▸ **Dataset excerpts**:
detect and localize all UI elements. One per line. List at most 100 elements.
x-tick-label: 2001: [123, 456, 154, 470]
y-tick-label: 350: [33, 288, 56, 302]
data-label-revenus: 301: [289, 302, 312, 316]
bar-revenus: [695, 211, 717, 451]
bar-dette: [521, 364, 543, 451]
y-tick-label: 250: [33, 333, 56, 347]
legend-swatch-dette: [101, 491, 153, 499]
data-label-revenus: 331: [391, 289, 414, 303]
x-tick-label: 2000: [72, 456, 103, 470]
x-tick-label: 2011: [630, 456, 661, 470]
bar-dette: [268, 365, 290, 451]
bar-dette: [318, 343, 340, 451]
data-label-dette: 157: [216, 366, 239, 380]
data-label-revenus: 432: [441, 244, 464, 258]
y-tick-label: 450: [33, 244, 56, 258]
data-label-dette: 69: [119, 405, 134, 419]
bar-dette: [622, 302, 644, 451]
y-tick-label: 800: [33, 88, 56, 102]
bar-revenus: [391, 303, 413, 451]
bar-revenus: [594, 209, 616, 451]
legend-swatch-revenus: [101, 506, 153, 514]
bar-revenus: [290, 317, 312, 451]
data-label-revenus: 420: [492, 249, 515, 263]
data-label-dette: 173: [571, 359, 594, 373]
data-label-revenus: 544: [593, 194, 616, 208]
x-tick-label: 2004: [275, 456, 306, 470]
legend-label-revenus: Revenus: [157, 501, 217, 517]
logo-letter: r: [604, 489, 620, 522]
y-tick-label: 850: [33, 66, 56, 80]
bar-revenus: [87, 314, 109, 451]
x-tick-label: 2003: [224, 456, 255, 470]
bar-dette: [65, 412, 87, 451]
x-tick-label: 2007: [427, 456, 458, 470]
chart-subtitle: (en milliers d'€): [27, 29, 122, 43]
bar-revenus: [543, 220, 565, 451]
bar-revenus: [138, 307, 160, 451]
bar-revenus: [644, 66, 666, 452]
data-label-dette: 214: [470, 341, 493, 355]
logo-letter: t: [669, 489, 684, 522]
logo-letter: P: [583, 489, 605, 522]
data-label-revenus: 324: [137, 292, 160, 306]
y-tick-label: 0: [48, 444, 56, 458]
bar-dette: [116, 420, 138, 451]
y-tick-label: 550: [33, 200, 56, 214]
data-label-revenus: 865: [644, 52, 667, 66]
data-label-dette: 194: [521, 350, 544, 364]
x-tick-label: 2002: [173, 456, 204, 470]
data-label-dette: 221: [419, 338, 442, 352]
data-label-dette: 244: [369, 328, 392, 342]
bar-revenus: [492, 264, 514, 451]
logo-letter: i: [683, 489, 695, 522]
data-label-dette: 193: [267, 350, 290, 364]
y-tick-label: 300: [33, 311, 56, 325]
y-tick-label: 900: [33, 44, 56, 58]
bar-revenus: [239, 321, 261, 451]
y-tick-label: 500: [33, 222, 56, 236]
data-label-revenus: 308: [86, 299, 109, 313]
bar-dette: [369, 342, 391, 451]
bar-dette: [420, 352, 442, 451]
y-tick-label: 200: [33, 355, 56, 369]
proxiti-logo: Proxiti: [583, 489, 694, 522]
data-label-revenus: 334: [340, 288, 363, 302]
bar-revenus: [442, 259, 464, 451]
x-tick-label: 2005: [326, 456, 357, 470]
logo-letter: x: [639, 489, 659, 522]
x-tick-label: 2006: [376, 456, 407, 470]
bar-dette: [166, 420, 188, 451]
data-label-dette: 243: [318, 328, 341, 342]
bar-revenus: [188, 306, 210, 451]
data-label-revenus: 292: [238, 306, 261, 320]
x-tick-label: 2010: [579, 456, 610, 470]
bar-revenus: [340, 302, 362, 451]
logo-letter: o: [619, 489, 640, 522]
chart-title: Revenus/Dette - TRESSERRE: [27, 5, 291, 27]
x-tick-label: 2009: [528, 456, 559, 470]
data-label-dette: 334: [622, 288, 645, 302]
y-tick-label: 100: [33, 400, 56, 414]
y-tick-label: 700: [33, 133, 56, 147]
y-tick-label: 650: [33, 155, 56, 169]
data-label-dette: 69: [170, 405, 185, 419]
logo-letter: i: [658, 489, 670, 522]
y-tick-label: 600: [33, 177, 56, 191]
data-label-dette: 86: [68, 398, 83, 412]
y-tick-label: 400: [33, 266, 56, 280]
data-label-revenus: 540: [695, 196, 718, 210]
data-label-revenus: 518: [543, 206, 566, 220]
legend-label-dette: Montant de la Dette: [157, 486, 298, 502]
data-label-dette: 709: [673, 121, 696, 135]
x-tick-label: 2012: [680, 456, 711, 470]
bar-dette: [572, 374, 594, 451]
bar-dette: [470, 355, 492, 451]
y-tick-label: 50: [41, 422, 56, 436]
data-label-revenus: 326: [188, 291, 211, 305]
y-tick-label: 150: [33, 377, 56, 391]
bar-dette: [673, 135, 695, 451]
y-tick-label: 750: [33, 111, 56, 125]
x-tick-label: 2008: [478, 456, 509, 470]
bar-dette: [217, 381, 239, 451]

▸ **What you have to do**: Reproduce every line of the entries above as a numbered list, leaving out any blank lines.

▸ **Exercise answer**:
1. detect and localize all UI elements. One per line. List at most 100 elements.
2. x-tick-label: 2001: [123, 456, 154, 470]
3. y-tick-label: 350: [33, 288, 56, 302]
4. data-label-revenus: 301: [289, 302, 312, 316]
5. bar-revenus: [695, 211, 717, 451]
6. bar-dette: [521, 364, 543, 451]
7. y-tick-label: 250: [33, 333, 56, 347]
8. legend-swatch-dette: [101, 491, 153, 499]
9. data-label-revenus: 331: [391, 289, 414, 303]
10. x-tick-label: 2000: [72, 456, 103, 470]
11. x-tick-label: 2011: [630, 456, 661, 470]
12. bar-dette: [268, 365, 290, 451]
13. bar-dette: [318, 343, 340, 451]
14. data-label-dette: 157: [216, 366, 239, 380]
15. data-label-revenus: 432: [441, 244, 464, 258]
16. y-tick-label: 450: [33, 244, 56, 258]
17. data-label-dette: 69: [119, 405, 134, 419]
18. bar-dette: [622, 302, 644, 451]
19. y-tick-label: 800: [33, 88, 56, 102]
20. bar-revenus: [391, 303, 413, 451]
21. bar-revenus: [594, 209, 616, 451]
22. legend-swatch-revenus: [101, 506, 153, 514]
23. bar-revenus: [290, 317, 312, 451]
24. data-label-revenus: 420: [492, 249, 515, 263]
25. data-label-dette: 173: [571, 359, 594, 373]
26. data-label-revenus: 544: [593, 194, 616, 208]
27. x-tick-label: 2004: [275, 456, 306, 470]
28. legend-label-revenus: Revenus: [157, 501, 217, 517]
29. logo-letter: r: [604, 489, 620, 522]
30. y-tick-label: 850: [33, 66, 56, 80]
31. bar-revenus: [87, 314, 109, 451]
32. x-tick-label: 2003: [224, 456, 255, 470]
33. bar-dette: [65, 412, 87, 451]
34. x-tick-label: 2007: [427, 456, 458, 470]
35. chart-subtitle: (en milliers d'€): [27, 29, 122, 43]
36. bar-revenus: [543, 220, 565, 451]
37. bar-revenus: [138, 307, 160, 451]
38. bar-revenus: [644, 66, 666, 452]
39. data-label-dette: 214: [470, 341, 493, 355]
40. logo-letter: t: [669, 489, 684, 522]
41. logo-letter: P: [583, 489, 605, 522]
42. data-label-revenus: 324: [137, 292, 160, 306]
43. y-tick-label: 0: [48, 444, 56, 458]
44. bar-dette: [116, 420, 138, 451]
45. y-tick-label: 550: [33, 200, 56, 214]
46. data-label-revenus: 865: [644, 52, 667, 66]
47. data-label-dette: 194: [521, 350, 544, 364]
48. x-tick-label: 2002: [173, 456, 204, 470]
49. data-label-dette: 221: [419, 338, 442, 352]
50. data-label-dette: 244: [369, 328, 392, 342]
51. bar-revenus: [492, 264, 514, 451]
52. logo-letter: i: [683, 489, 695, 522]
53. data-label-dette: 193: [267, 350, 290, 364]
54. y-tick-label: 300: [33, 311, 56, 325]
55. y-tick-label: 900: [33, 44, 56, 58]
56. bar-revenus: [239, 321, 261, 451]
57. y-tick-label: 500: [33, 222, 56, 236]
58. data-label-revenus: 308: [86, 299, 109, 313]
59. bar-dette: [369, 342, 391, 451]
60. bar-dette: [420, 352, 442, 451]
61. y-tick-label: 200: [33, 355, 56, 369]
62. proxiti-logo: Proxiti: [583, 489, 694, 522]
63. data-label-revenus: 334: [340, 288, 363, 302]
64. bar-revenus: [442, 259, 464, 451]
65. x-tick-label: 2005: [326, 456, 357, 470]
66. logo-letter: x: [639, 489, 659, 522]
67. x-tick-label: 2006: [376, 456, 407, 470]
68. bar-dette: [166, 420, 188, 451]
69. data-label-dette: 243: [318, 328, 341, 342]
70. bar-revenus: [188, 306, 210, 451]
71. data-label-revenus: 292: [238, 306, 261, 320]
72. x-tick-label: 2010: [579, 456, 610, 470]
73. bar-revenus: [340, 302, 362, 451]
74. logo-letter: o: [619, 489, 640, 522]
75. chart-title: Revenus/Dette - TRESSERRE: [27, 5, 291, 27]
76. x-tick-label: 2009: [528, 456, 559, 470]
77. data-label-dette: 334: [622, 288, 645, 302]
78. y-tick-label: 100: [33, 400, 56, 414]
79. y-tick-label: 700: [33, 133, 56, 147]
80. y-tick-label: 650: [33, 155, 56, 169]
81. data-label-dette: 69: [170, 405, 185, 419]
82. logo-letter: i: [658, 489, 670, 522]
83. y-tick-label: 600: [33, 177, 56, 191]
84. data-label-dette: 86: [68, 398, 83, 412]
85. y-tick-label: 400: [33, 266, 56, 280]
86. data-label-revenus: 540: [695, 196, 718, 210]
87. data-label-revenus: 518: [543, 206, 566, 220]
88. legend-label-dette: Montant de la Dette: [157, 486, 298, 502]
89. data-label-dette: 709: [673, 121, 696, 135]
90. x-tick-label: 2012: [680, 456, 711, 470]
91. bar-dette: [572, 374, 594, 451]
92. bar-dette: [470, 355, 492, 451]
93. y-tick-label: 50: [41, 422, 56, 436]
94. data-label-revenus: 326: [188, 291, 211, 305]
95. y-tick-label: 150: [33, 377, 56, 391]
96. bar-dette: [673, 135, 695, 451]
97. y-tick-label: 750: [33, 111, 56, 125]
98. x-tick-label: 2008: [478, 456, 509, 470]
99. bar-dette: [217, 381, 239, 451]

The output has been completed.